[Some records]
★ ★ ★

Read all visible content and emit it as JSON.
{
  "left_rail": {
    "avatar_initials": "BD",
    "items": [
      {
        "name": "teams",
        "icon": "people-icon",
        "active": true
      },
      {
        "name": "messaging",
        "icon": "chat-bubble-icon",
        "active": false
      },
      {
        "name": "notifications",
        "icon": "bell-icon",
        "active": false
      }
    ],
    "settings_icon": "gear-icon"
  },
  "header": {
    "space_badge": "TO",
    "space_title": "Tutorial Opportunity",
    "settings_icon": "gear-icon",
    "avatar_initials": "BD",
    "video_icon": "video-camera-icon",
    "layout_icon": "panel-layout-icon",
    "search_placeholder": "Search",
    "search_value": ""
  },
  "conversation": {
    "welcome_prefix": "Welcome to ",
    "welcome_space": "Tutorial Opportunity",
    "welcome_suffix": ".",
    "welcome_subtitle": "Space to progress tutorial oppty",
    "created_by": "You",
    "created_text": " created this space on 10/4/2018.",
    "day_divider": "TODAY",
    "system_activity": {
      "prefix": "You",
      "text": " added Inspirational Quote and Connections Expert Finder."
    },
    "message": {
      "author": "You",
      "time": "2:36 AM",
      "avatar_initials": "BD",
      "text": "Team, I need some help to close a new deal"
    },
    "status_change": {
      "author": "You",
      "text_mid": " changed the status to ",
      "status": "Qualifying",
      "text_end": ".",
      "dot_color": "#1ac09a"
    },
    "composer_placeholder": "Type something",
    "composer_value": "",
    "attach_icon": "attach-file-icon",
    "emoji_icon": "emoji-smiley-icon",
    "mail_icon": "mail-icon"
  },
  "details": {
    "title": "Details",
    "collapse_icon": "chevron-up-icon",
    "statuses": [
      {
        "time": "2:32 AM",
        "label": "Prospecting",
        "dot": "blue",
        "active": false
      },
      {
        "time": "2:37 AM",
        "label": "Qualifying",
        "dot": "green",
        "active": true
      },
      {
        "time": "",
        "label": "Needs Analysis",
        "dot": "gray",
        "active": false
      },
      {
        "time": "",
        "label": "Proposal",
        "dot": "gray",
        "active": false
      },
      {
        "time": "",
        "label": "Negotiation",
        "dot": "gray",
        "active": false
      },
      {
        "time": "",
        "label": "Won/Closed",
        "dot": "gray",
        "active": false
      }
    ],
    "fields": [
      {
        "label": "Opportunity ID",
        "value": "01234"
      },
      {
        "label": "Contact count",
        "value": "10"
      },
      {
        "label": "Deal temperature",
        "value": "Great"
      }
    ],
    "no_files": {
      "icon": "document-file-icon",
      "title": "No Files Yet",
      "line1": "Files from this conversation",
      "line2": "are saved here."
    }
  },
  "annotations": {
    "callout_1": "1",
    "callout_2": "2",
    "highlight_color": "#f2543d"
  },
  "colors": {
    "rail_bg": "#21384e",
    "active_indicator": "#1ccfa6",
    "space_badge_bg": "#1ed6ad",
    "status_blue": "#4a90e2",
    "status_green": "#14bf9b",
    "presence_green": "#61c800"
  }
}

★ ★ ★

Reproduce each line verbatim.

▶ [Finished task]
Read all visible content and emit it as JSON.
{
  "left_rail": {
    "avatar_initials": "BD",
    "items": [
      {
        "name": "teams",
        "icon": "people-icon",
        "active": true
      },
      {
        "name": "messaging",
        "icon": "chat-bubble-icon",
        "active": false
      },
      {
        "name": "notifications",
        "icon": "bell-icon",
        "active": false
      }
    ],
    "settings_icon": "gear-icon"
  },
  "header": {
    "space_badge": "TO",
    "space_title": "Tutorial Opportunity",
    "settings_icon": "gear-icon",
    "avatar_initials": "BD",
    "video_icon": "video-camera-icon",
    "layout_icon": "panel-layout-icon",
    "search_placeholder": "Search",
    "search_value": ""
  },
  "conversation": {
    "welcome_prefix": "Welcome to ",
    "welcome_space": "Tutorial Opportunity",
    "welcome_suffix": ".",
    "welcome_subtitle": "Space to progress tutorial oppty",
    "created_by": "You",
    "created_text": " created this space on 10/4/2018.",
    "day_divider": "TODAY",
    "system_activity": {
      "prefix": "You",
      "text": " added Inspirational Quote and Connections Expert Finder."
    },
    "message": {
      "author": "You",
      "time": "2:36 AM",
      "avatar_initials": "BD",
      "text": "Team, I need some help to close a new deal"
    },
    "status_change": {
      "author": "You",
      "text_mid": " changed the status to ",
      "status": "Qualifying",
      "text_end": ".",
      "dot_color": "#1ac09a"
    },
    "composer_placeholder": "Type something",
    "composer_value": "",
    "attach_icon": "attach-file-icon",
    "emoji_icon": "emoji-smiley-icon",
    "mail_icon": "mail-icon"
  },
  "details": {
    "title": "Details",
    "collapse_icon": "chevron-up-icon",
    "statuses": [
      {
        "time": "2:32 AM",
        "label": "Prospecting",
        "dot": "blue",
        "active": false
      },
      {
        "time": "2:37 AM",
        "label": "Qualifying",
        "dot": "green",
        "active": true
      },
      {
        "time": "",
        "label": "Needs Analysis",
        "dot": "gray",
        "active": false
      },
      {
        "time": "",
        "label": "Proposal",
        "dot": "gray",
        "active": false
      },
      {
        "time": "",
        "label": "Negotiation",
        "dot": "gray",
        "active": false
      },
      {
        "time": "",
        "label": "Won/Closed",
        "dot": "gray",
        "active": false
      }
    ],
    "fields": [
      {
        "label": "Opportunity ID",
        "value": "01234"
      },
      {
        "label": "Contact count",
        "value": "10"
      },
      {
        "label": "Deal temperature",
        "value": "Great"
      }
    ],
    "no_files": {
      "icon": "document-file-icon",
      "title": "No Files Yet",
      "line1": "Files from this conversation",
      "line2": "are saved here."
    }
  },
  "annotations": {
    "callout_1": "1",
    "callout_2": "2",
    "highlight_color": "#f2543d"
  },
  "colors": {
    "rail_bg": "#21384e",
    "active_indicator": "#1ccfa6",
    "space_badge_bg": "#1ed6ad",
    "status_blue": "#4a90e2",
    "status_green": "#14bf9b",
    "presence_green": "#61c800"
  }
}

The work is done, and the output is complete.